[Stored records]
%%
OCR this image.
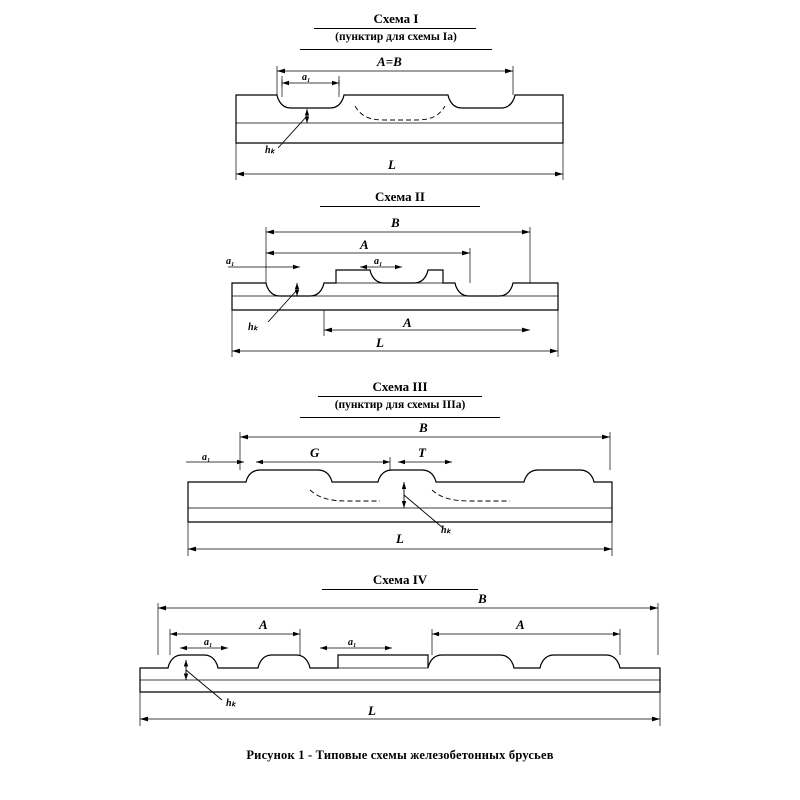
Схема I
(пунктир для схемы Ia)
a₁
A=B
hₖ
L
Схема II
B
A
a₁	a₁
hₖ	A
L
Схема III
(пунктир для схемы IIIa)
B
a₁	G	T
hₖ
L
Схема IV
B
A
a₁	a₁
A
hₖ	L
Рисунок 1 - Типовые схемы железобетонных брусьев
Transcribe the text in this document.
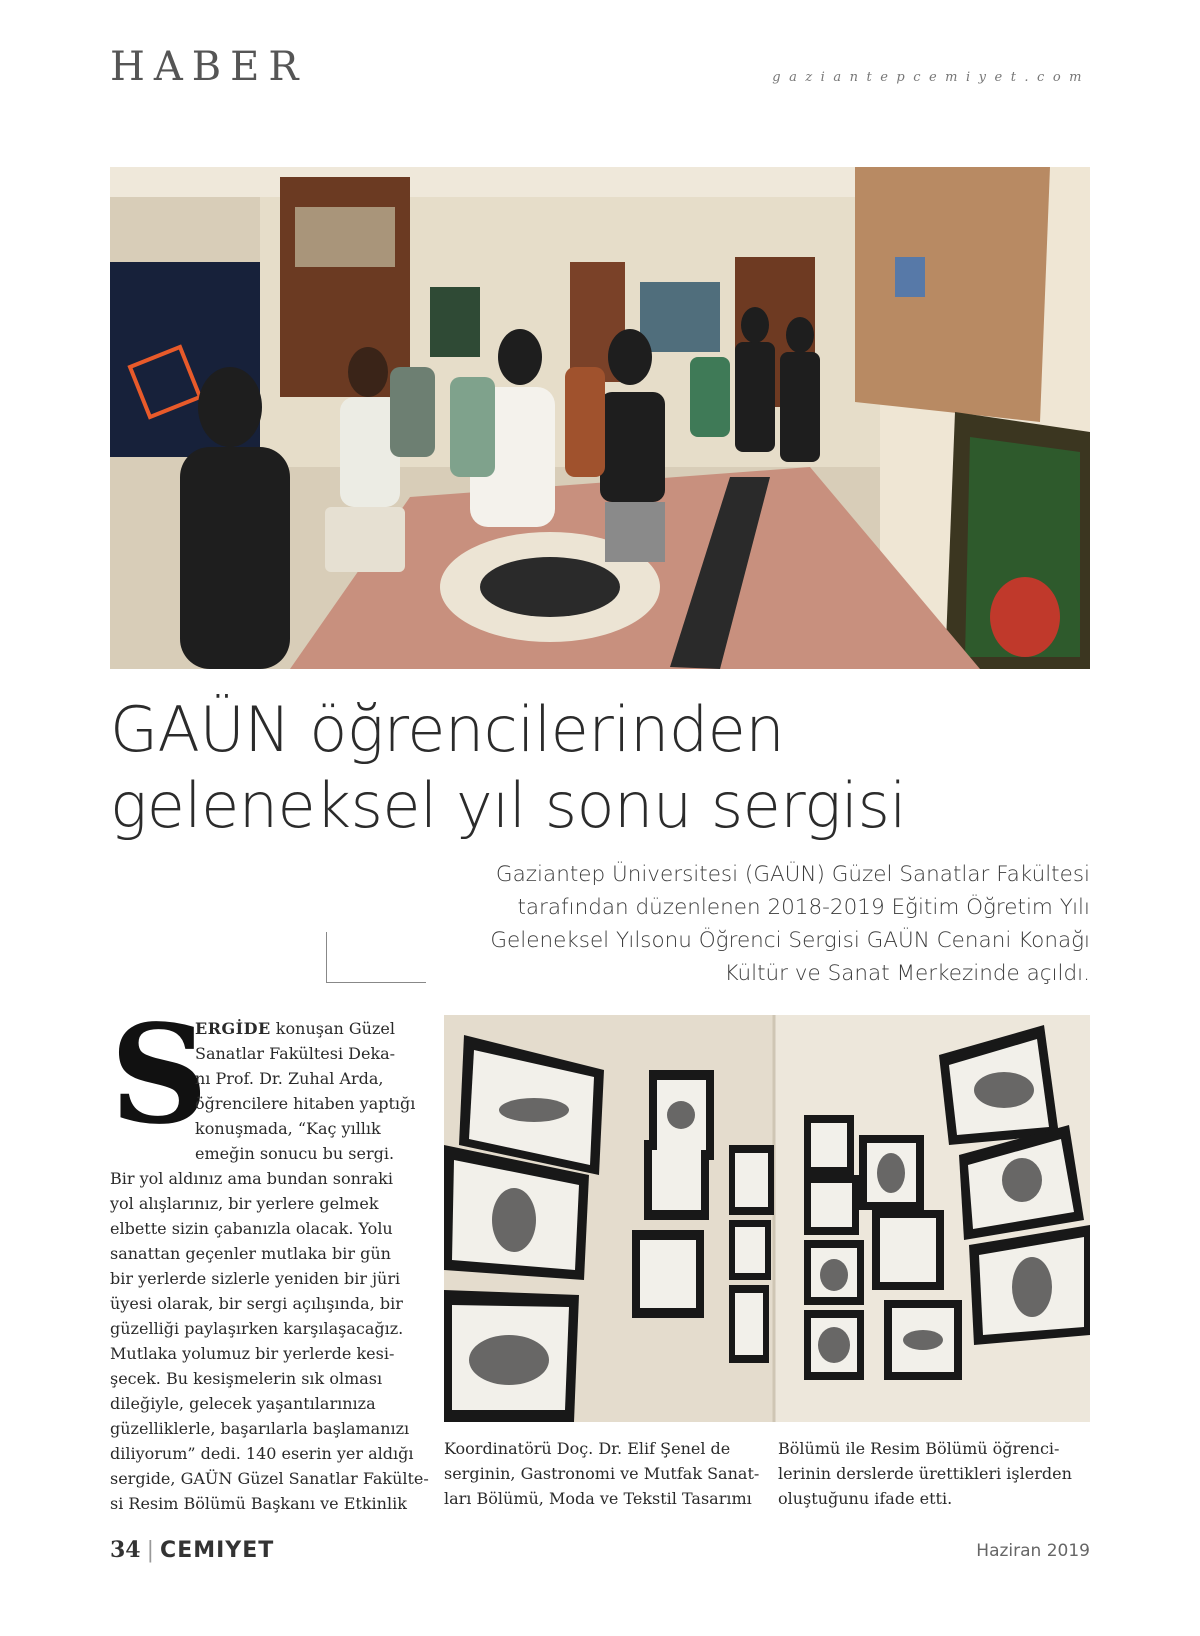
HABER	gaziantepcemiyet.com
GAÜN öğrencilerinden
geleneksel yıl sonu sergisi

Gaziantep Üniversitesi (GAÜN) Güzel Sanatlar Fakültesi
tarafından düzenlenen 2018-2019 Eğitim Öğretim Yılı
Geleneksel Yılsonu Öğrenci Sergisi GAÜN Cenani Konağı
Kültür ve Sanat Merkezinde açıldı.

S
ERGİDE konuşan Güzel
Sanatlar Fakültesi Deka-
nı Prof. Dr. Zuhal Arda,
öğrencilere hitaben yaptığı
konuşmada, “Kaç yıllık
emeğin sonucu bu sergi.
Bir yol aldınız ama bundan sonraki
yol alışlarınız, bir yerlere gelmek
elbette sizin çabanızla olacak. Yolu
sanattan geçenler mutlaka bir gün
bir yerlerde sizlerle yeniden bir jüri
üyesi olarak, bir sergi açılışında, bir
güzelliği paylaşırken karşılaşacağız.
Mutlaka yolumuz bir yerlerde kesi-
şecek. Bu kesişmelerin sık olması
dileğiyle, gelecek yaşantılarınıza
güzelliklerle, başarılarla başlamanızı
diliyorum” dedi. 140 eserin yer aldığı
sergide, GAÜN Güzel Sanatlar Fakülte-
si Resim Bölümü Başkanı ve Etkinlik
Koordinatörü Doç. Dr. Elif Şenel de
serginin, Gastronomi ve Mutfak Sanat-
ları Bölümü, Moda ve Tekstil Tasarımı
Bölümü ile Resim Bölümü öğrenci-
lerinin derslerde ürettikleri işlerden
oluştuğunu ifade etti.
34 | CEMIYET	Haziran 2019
%%
◆ Task description: For the listing above, identify each line bearing "Resim".

◆ Task output:
si Resim Bölümü Başkanı ve Etkinlik
Bölümü ile Resim Bölümü öğrenci-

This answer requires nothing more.